Ausgewählter Auszug:
##############################
Berlin. Amerika wählt. Aber was ist, wenn Donald Trump verliert? Julius van de Laar ist Kampagnen- und Kommunikationsexperte. 2008 und 2012 arbeitete er als Wahlkämpfer für Barack Obama. Im Interview spricht er über die angespannte Stimmung in den USA.
Sie kommen gerade aus den USA zurück. Wie angespannt ist die Stimmung so kurz vor der Wahl?
Julius van de Laar: Es ist der direkte Kontrast zwischen überkochender Energie und einem Abgrund von Angst. Im Team der demokratischen Kandidatin Kamala Harris herrscht eine konstante Sorge, dass man auf der Zielgeraden einen wichtigen Aspekt übersehen hat. Das ist verständlich, da es für das Harris-Team der kürzeste Wahlkampf aller Zeiten war.
Es gibt zahlreiche Warnungen davor, dass Trump eine Niederlage nicht hinnehmen wird. Wird es zu Unruhen nach der Wahl kommen? Kann ein Bürgerkrieg drohen?
Van de Laar: Es kann alles passieren. Ich halte es nicht für komplett unwahrscheinlich, dass es zu Unruhen kommt – vor allem dann, wenn die Wahl knapp ausgehen sollte. 57 Prozent der „Swing State“-Wähler sind laut einer „Washington Post“-Umfrage der Meinung, dass Trumps Unterstützer im Falle einer Wahlniederlage gewalttätig werden. Wenn ich mir die Rhetorik aus dem Umfeld von Donald Trump anschaue und auf die Betrugsvorwürfe in Pennsylvania blicke, ist das nur wenig überraschend.
##############################
Aufgaben:
[1] Für wen arbeitete Julius van de Laar laut dem Interview in den Jahren 2008 und 2012 als Wahlkämpfer?
[2] Setzen Sie das Interview über die Stimmung vor der US-Wahl nach seinem letzten Satz fort.
Die Auflistung hat mit dem Interview nichts zu tun.

Datenteil:
##############################
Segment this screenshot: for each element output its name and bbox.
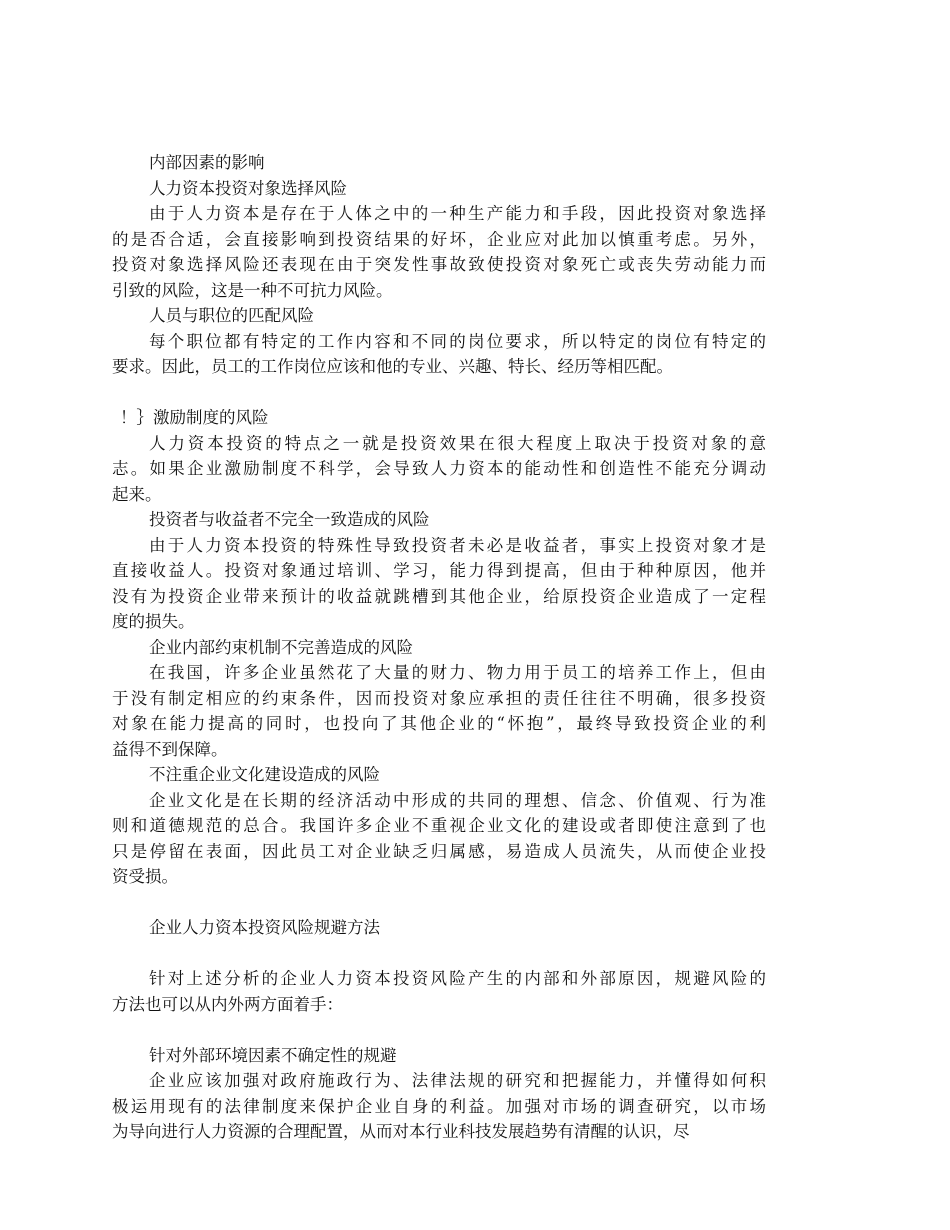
##############################
Antworten je Aufgabe:
[1] Für Barack Obama.

[2]
Wenn man an mögliche Unruhen denkt – wie gefährlich sind die rechten Gruppierungen wie Oath Keepers, Three Percenters oder die Proud Boys, die beim Sturm aufs Kapitol eine wichtige Rolle gespielt haben?
Van de Laar: Ich kann das nur bedingt beurteilen. Nach Berichten des FBI Homeland Security sind die extrem rechten Organisationen heute gefährlicher, als es damals El Kaida oder der Islamische Staat im Nahen Osten waren. Und sie sind in einem Land aktiv, wo man sich jede Waffe, die man sich nur vorstellen kann, einfach kaufen kann.
Womit rechnen Sie bei einer Niederlage von Trump?
Van de Laar: So wie ich die Stimmung erlebt habe, kann ich mir nicht vorstellen, dass es nicht zu irgendeiner Art von Eskalation kommt. Ich formuliere es bewusst vage, weil ich nicht prognostizieren will, dass jemand mit einer Waffe in ein Wahllokal stürmt. Ich halte es aber auch nicht für unwahrscheinlich, dass es zu Protesten kommt.
Ist die Regierung, sind die Sicherheitsbehörden heute besser als bei den vergangenen Wahlen vorbereitet auf das, was kommen könnte?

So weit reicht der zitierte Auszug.